[PROBLEM REQUIREMENTS] Without changing a character, return the entries, but not the images they hold.

[EXTRACTED INFORMATION]
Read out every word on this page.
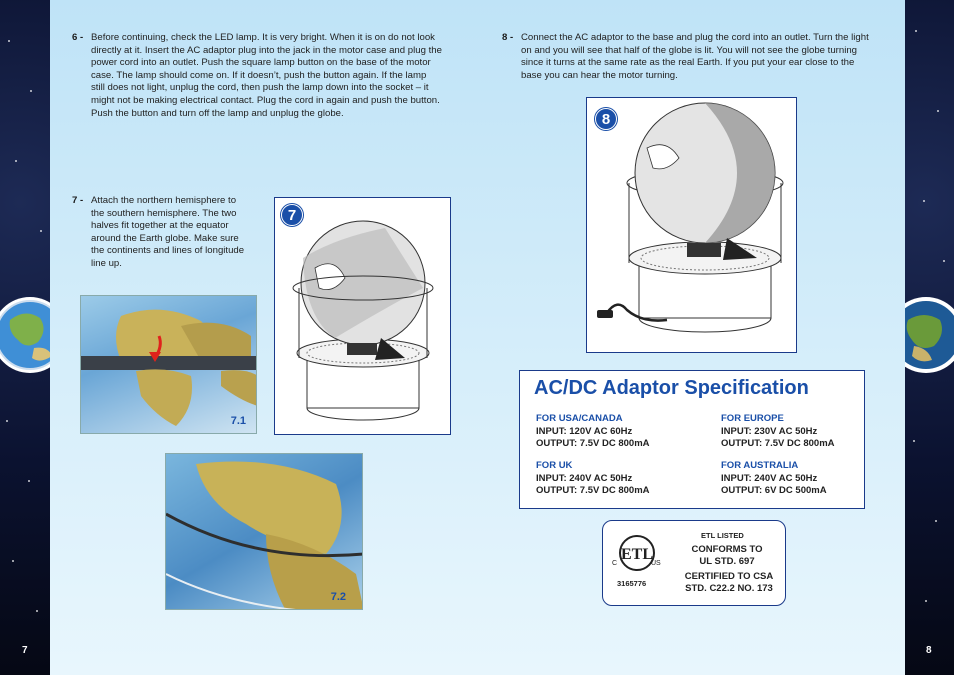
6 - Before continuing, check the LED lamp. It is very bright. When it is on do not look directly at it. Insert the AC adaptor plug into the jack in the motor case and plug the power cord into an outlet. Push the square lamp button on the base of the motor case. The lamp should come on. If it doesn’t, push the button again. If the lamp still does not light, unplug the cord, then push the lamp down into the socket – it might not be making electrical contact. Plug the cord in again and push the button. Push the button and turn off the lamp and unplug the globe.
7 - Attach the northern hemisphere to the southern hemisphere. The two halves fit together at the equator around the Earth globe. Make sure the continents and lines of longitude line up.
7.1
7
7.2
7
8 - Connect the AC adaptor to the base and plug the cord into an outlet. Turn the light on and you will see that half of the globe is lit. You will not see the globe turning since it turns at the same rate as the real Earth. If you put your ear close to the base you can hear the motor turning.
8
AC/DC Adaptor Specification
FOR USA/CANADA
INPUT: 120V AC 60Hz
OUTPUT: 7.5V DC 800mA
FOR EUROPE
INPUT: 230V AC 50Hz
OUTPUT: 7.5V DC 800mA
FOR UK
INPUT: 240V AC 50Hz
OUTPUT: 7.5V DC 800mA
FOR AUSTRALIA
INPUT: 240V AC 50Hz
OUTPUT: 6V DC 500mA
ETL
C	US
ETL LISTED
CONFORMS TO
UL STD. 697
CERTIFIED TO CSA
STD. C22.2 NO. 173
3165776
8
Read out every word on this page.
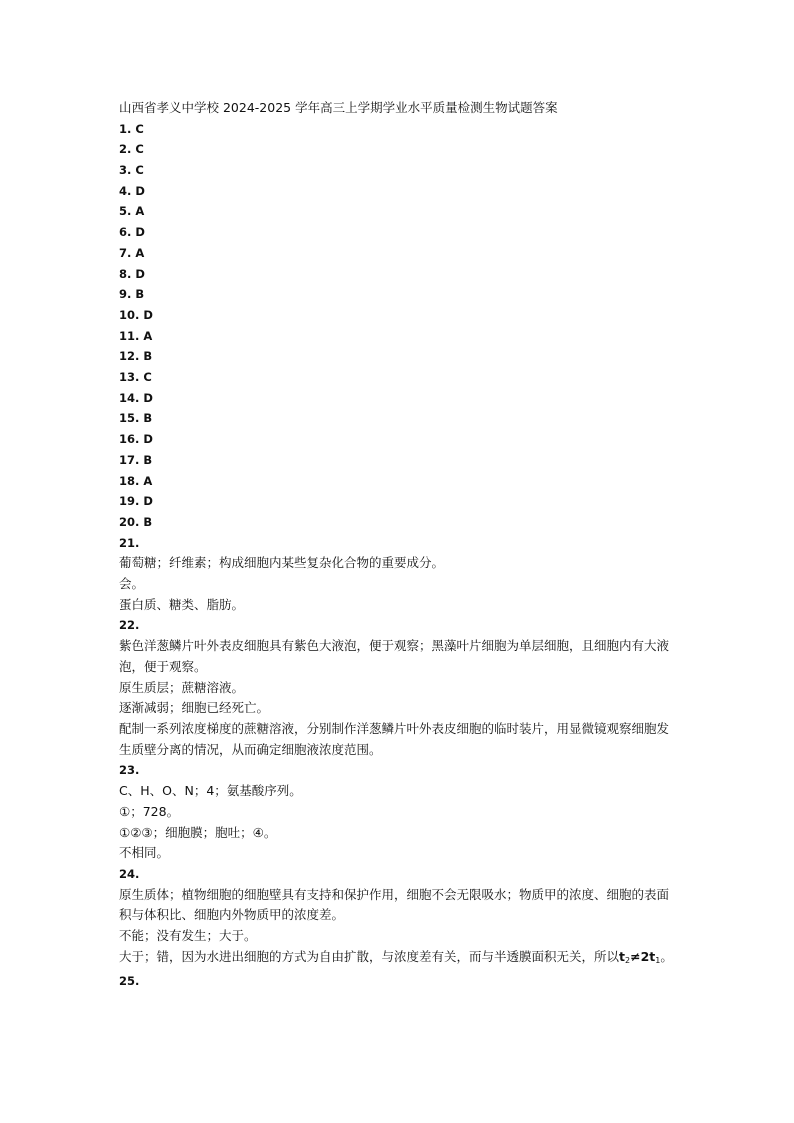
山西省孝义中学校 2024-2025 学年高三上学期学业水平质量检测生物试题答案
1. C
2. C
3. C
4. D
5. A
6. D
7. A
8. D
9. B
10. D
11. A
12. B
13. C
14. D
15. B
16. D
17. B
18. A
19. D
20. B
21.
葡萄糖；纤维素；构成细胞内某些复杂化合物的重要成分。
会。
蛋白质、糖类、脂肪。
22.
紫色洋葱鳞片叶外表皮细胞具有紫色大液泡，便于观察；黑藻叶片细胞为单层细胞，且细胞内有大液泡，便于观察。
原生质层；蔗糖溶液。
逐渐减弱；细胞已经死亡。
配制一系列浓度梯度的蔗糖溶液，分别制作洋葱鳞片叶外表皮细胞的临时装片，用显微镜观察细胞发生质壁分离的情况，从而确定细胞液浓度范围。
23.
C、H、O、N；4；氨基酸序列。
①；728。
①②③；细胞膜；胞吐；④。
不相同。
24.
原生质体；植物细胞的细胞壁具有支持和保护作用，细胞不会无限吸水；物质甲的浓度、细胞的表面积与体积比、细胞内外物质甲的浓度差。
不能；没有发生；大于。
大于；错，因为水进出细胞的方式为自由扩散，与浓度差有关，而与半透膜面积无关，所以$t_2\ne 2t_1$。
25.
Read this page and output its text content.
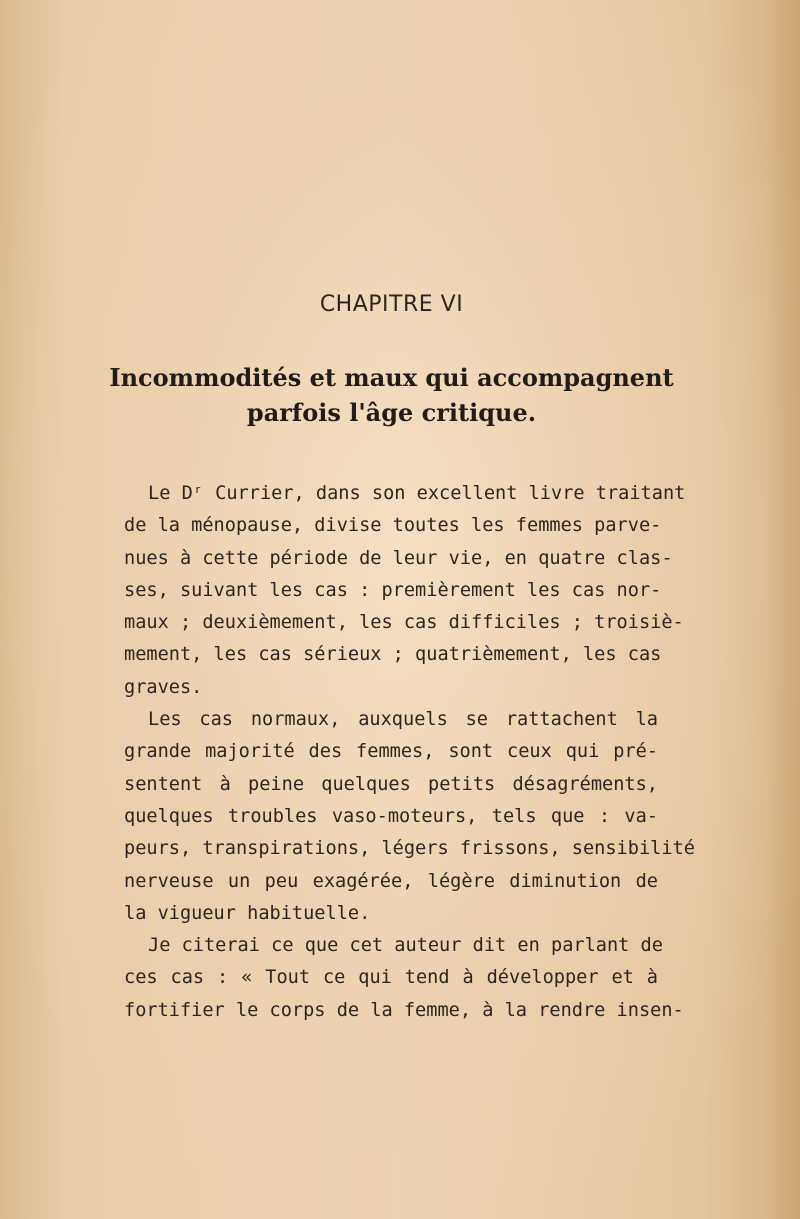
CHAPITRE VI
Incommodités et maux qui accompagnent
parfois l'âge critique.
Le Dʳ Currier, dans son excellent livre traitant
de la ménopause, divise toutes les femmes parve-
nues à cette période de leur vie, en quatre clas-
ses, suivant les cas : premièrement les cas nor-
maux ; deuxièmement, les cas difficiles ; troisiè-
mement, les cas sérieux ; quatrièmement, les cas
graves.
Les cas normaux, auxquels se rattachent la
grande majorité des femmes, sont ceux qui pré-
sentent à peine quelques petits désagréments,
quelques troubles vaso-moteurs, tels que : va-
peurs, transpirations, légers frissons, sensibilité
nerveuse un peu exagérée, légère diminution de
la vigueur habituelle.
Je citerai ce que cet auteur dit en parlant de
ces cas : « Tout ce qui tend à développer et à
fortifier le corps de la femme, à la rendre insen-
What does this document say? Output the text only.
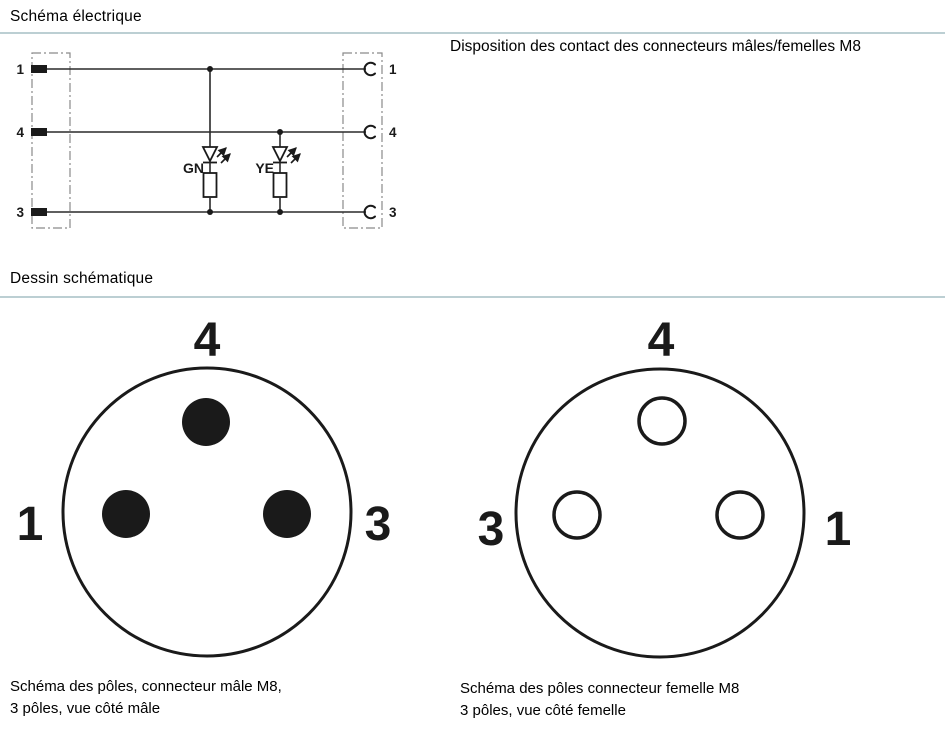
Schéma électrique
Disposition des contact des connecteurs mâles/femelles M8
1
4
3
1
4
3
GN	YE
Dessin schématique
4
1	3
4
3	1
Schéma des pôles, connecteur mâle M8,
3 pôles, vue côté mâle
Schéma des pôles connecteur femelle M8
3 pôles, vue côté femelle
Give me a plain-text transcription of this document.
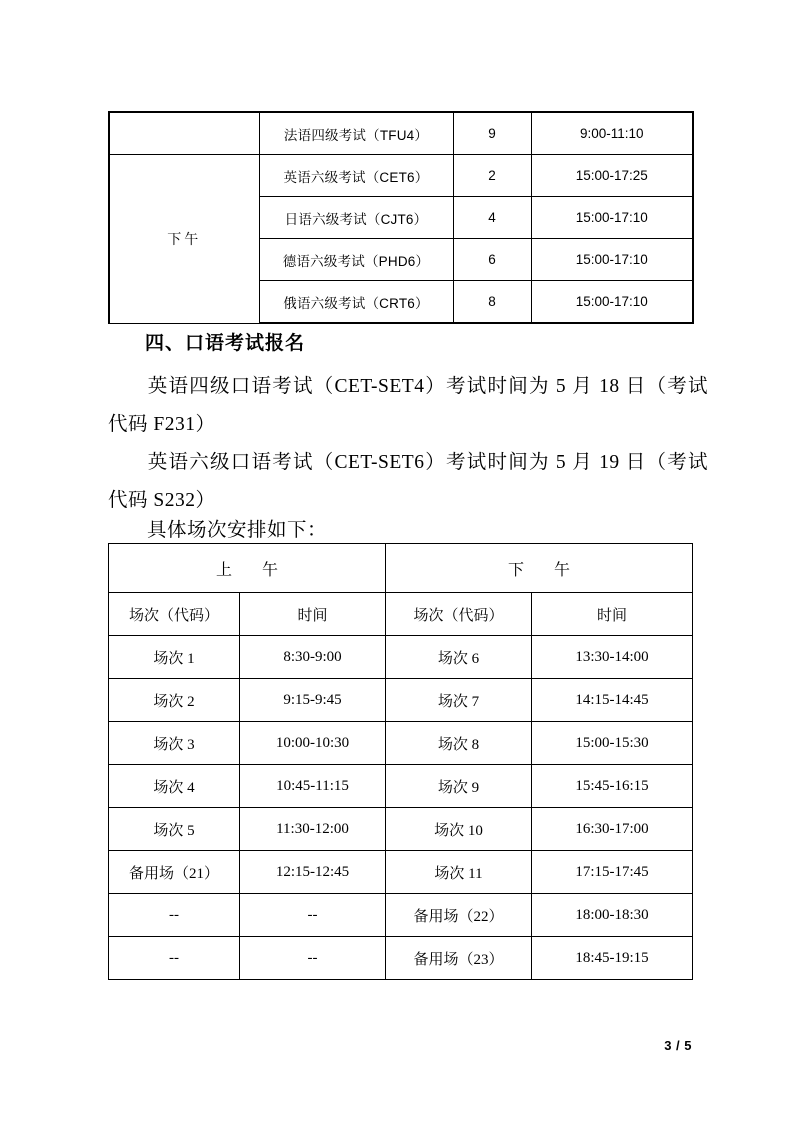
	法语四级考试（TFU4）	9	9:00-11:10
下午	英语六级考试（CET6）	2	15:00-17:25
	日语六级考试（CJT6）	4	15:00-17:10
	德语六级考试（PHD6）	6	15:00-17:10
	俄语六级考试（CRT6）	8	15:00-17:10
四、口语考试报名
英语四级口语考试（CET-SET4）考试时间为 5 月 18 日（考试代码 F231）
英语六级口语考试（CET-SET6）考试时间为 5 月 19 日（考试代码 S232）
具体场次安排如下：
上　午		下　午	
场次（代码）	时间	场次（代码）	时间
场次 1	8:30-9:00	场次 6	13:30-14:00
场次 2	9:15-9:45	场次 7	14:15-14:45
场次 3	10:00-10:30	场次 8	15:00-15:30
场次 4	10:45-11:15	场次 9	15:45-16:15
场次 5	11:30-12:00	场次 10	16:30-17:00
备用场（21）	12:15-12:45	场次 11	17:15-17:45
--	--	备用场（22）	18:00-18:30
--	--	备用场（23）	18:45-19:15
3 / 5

[ANSWER TO THE PROBLEM]
Read out every word on this page.
6 - Before continuing, check the LED lamp. It is very bright. When it is on do not look directly at it. Insert the AC adaptor plug into the jack in the motor case and plug the power cord into an outlet. Push the square lamp button on the base of the motor case. The lamp should come on. If it doesn’t, push the button again. If the lamp still does not light, unplug the cord, then push the lamp down into the socket – it might not be making electrical contact. Plug the cord in again and push the button. Push the button and turn off the lamp and unplug the globe.
7 - Attach the northern hemisphere to the southern hemisphere. The two halves fit together at the equator around the Earth globe. Make sure the continents and lines of longitude line up.
7.1
7
7.2
7
8 - Connect the AC adaptor to the base and plug the cord into an outlet. Turn the light on and you will see that half of the globe is lit. You will not see the globe turning since it turns at the same rate as the real Earth. If you put your ear close to the base you can hear the motor turning.
8
AC/DC Adaptor Specification
FOR USA/CANADA
INPUT: 120V AC 60Hz
OUTPUT: 7.5V DC 800mA
FOR EUROPE
INPUT: 230V AC 50Hz
OUTPUT: 7.5V DC 800mA
FOR UK
INPUT: 240V AC 50Hz
OUTPUT: 7.5V DC 800mA
FOR AUSTRALIA
INPUT: 240V AC 50Hz
OUTPUT: 6V DC 500mA
ETL
C	US
ETL LISTED
CONFORMS TO
UL STD. 697
CERTIFIED TO CSA
STD. C22.2 NO. 173
3165776
8
Read out every word on this page.
山西省孝义中学校 2024-2025 学年高三上学期学业水平质量检测生物试题答案
1. C
2. C
3. C
4. D
5. A
6. D
7. A
8. D
9. B
10. D
11. A
12. B
13. C
14. D
15. B
16. D
17. B
18. A
19. D
20. B
21.
葡萄糖；纤维素；构成细胞内某些复杂化合物的重要成分。
会。
蛋白质、糖类、脂肪。
22.
紫色洋葱鳞片叶外表皮细胞具有紫色大液泡，便于观察；黑藻叶片细胞为单层细胞，且细胞内有大液泡，便于观察。
原生质层；蔗糖溶液。
逐渐减弱；细胞已经死亡。
配制一系列浓度梯度的蔗糖溶液，分别制作洋葱鳞片叶外表皮细胞的临时装片，用显微镜观察细胞发生质壁分离的情况，从而确定细胞液浓度范围。
23.
C、H、O、N；4；氨基酸序列。
①；728。
①②③；细胞膜；胞吐；④。
不相同。
24.
原生质体；植物细胞的细胞壁具有支持和保护作用，细胞不会无限吸水；物质甲的浓度、细胞的表面积与体积比、细胞内外物质甲的浓度差。
不能；没有发生；大于。
大于；错，因为水进出细胞的方式为自由扩散，与浓度差有关，而与半透膜面积无关，所以$t_2\ne 2t_1$。
25.
Read this page and output its text content.
CHAPITRE VI
Incommodités et maux qui accompagnent
parfois l'âge critique.
Le Dʳ Currier, dans son excellent livre traitant
de la ménopause, divise toutes les femmes parve-
nues à cette période de leur vie, en quatre clas-
ses, suivant les cas : premièrement les cas nor-
maux ; deuxièmement, les cas difficiles ; troisiè-
mement, les cas sérieux ; quatrièmement, les cas
graves.
Les cas normaux, auxquels se rattachent la
grande majorité des femmes, sont ceux qui pré-
sentent à peine quelques petits désagréments,
quelques troubles vaso-moteurs, tels que : va-
peurs, transpirations, légers frissons, sensibilité
nerveuse un peu exagérée, légère diminution de
la vigueur habituelle.
Je citerai ce que cet auteur dit en parlant de
ces cas : « Tout ce qui tend à développer et à
fortifier le corps de la femme, à la rendre insen-
What does this document say? Output the text only.
Schéma électrique
Disposition des contact des connecteurs mâles/femelles M8
1
4
3
1
4
3
GN	YE
Dessin schématique
4
1	3
4
3	1
Schéma des pôles, connecteur mâle M8,
3 pôles, vue côté mâle
Schéma des pôles connecteur femelle M8
3 pôles, vue côté femelle
Give me a plain-text transcription of this document.
	法语四级考试（TFU4）	9	9:00-11:10
下午	英语六级考试（CET6）	2	15:00-17:25
	日语六级考试（CJT6）	4	15:00-17:10
	德语六级考试（PHD6）	6	15:00-17:10
	俄语六级考试（CRT6）	8	15:00-17:10
四、口语考试报名
英语四级口语考试（CET-SET4）考试时间为 5 月 18 日（考试代码 F231）
英语六级口语考试（CET-SET6）考试时间为 5 月 19 日（考试代码 S232）
具体场次安排如下：
上　午		下　午	
场次（代码）	时间	场次（代码）	时间
场次 1	8:30-9:00	场次 6	13:30-14:00
场次 2	9:15-9:45	场次 7	14:15-14:45
场次 3	10:00-10:30	场次 8	15:00-15:30
场次 4	10:45-11:15	场次 9	15:45-16:15
场次 5	11:30-12:00	场次 10	16:30-17:00
备用场（21）	12:15-12:45	场次 11	17:15-17:45
--	--	备用场（22）	18:00-18:30
--	--	备用场（23）	18:45-19:15
3 / 5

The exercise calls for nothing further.